◆ Rows ◆
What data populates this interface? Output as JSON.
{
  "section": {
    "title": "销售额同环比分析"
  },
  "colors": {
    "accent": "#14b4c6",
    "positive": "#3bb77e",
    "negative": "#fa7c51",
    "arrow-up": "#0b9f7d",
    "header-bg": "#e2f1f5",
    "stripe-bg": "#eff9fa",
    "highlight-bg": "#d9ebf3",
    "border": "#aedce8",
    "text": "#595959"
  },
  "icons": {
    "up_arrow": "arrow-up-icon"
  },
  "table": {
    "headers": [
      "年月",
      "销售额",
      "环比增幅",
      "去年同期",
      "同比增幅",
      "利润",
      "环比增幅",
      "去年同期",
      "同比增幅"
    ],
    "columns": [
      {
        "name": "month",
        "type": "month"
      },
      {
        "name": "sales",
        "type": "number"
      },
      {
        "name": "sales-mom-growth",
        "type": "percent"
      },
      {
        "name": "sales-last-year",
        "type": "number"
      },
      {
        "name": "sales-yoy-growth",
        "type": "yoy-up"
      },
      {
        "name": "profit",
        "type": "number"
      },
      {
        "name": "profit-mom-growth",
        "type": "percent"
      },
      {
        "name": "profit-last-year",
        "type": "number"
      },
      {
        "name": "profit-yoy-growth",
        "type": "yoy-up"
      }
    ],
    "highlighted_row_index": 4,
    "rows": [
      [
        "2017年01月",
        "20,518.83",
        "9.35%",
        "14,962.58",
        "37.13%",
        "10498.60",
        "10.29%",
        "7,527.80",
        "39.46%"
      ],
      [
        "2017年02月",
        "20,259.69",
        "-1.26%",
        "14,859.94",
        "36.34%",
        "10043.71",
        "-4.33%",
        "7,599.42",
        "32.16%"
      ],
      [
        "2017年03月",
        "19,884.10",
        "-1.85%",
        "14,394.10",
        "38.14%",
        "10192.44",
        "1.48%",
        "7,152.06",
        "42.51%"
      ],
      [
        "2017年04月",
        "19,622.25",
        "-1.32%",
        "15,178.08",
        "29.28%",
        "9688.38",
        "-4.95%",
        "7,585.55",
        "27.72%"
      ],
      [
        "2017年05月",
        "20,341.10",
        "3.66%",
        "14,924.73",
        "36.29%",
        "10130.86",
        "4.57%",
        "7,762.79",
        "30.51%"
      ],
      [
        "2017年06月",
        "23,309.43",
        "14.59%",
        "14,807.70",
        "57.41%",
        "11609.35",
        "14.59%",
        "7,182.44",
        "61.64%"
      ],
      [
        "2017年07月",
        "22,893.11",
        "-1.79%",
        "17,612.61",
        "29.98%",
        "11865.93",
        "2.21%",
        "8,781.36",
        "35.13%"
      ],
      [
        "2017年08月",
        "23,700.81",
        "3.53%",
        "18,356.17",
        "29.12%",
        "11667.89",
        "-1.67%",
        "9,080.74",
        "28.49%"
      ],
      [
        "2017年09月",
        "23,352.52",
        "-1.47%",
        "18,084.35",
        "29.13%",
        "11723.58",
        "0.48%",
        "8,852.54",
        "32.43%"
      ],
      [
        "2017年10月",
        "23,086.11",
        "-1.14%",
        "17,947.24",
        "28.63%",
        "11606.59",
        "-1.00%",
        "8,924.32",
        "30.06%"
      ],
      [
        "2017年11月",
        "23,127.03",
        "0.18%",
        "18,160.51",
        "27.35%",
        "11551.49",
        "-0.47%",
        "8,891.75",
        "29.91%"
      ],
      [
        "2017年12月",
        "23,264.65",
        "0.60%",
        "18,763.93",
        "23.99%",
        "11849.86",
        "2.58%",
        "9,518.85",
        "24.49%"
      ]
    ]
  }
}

◆ Exercise instructions ◆
Output all preceding records character for character.

◆ Response to the task ◆
What data populates this interface? Output as JSON.
{
  "section": {
    "title": "销售额同环比分析"
  },
  "colors": {
    "accent": "#14b4c6",
    "positive": "#3bb77e",
    "negative": "#fa7c51",
    "arrow-up": "#0b9f7d",
    "header-bg": "#e2f1f5",
    "stripe-bg": "#eff9fa",
    "highlight-bg": "#d9ebf3",
    "border": "#aedce8",
    "text": "#595959"
  },
  "icons": {
    "up_arrow": "arrow-up-icon"
  },
  "table": {
    "headers": [
      "年月",
      "销售额",
      "环比增幅",
      "去年同期",
      "同比增幅",
      "利润",
      "环比增幅",
      "去年同期",
      "同比增幅"
    ],
    "columns": [
      {
        "name": "month",
        "type": "month"
      },
      {
        "name": "sales",
        "type": "number"
      },
      {
        "name": "sales-mom-growth",
        "type": "percent"
      },
      {
        "name": "sales-last-year",
        "type": "number"
      },
      {
        "name": "sales-yoy-growth",
        "type": "yoy-up"
      },
      {
        "name": "profit",
        "type": "number"
      },
      {
        "name": "profit-mom-growth",
        "type": "percent"
      },
      {
        "name": "profit-last-year",
        "type": "number"
      },
      {
        "name": "profit-yoy-growth",
        "type": "yoy-up"
      }
    ],
    "highlighted_row_index": 4,
    "rows": [
      [
        "2017年01月",
        "20,518.83",
        "9.35%",
        "14,962.58",
        "37.13%",
        "10498.60",
        "10.29%",
        "7,527.80",
        "39.46%"
      ],
      [
        "2017年02月",
        "20,259.69",
        "-1.26%",
        "14,859.94",
        "36.34%",
        "10043.71",
        "-4.33%",
        "7,599.42",
        "32.16%"
      ],
      [
        "2017年03月",
        "19,884.10",
        "-1.85%",
        "14,394.10",
        "38.14%",
        "10192.44",
        "1.48%",
        "7,152.06",
        "42.51%"
      ],
      [
        "2017年04月",
        "19,622.25",
        "-1.32%",
        "15,178.08",
        "29.28%",
        "9688.38",
        "-4.95%",
        "7,585.55",
        "27.72%"
      ],
      [
        "2017年05月",
        "20,341.10",
        "3.66%",
        "14,924.73",
        "36.29%",
        "10130.86",
        "4.57%",
        "7,762.79",
        "30.51%"
      ],
      [
        "2017年06月",
        "23,309.43",
        "14.59%",
        "14,807.70",
        "57.41%",
        "11609.35",
        "14.59%",
        "7,182.44",
        "61.64%"
      ],
      [
        "2017年07月",
        "22,893.11",
        "-1.79%",
        "17,612.61",
        "29.98%",
        "11865.93",
        "2.21%",
        "8,781.36",
        "35.13%"
      ],
      [
        "2017年08月",
        "23,700.81",
        "3.53%",
        "18,356.17",
        "29.12%",
        "11667.89",
        "-1.67%",
        "9,080.74",
        "28.49%"
      ],
      [
        "2017年09月",
        "23,352.52",
        "-1.47%",
        "18,084.35",
        "29.13%",
        "11723.58",
        "0.48%",
        "8,852.54",
        "32.43%"
      ],
      [
        "2017年10月",
        "23,086.11",
        "-1.14%",
        "17,947.24",
        "28.63%",
        "11606.59",
        "-1.00%",
        "8,924.32",
        "30.06%"
      ],
      [
        "2017年11月",
        "23,127.03",
        "0.18%",
        "18,160.51",
        "27.35%",
        "11551.49",
        "-0.47%",
        "8,891.75",
        "29.91%"
      ],
      [
        "2017年12月",
        "23,264.65",
        "0.60%",
        "18,763.93",
        "23.99%",
        "11849.86",
        "2.58%",
        "9,518.85",
        "24.49%"
      ]
    ]
  }
}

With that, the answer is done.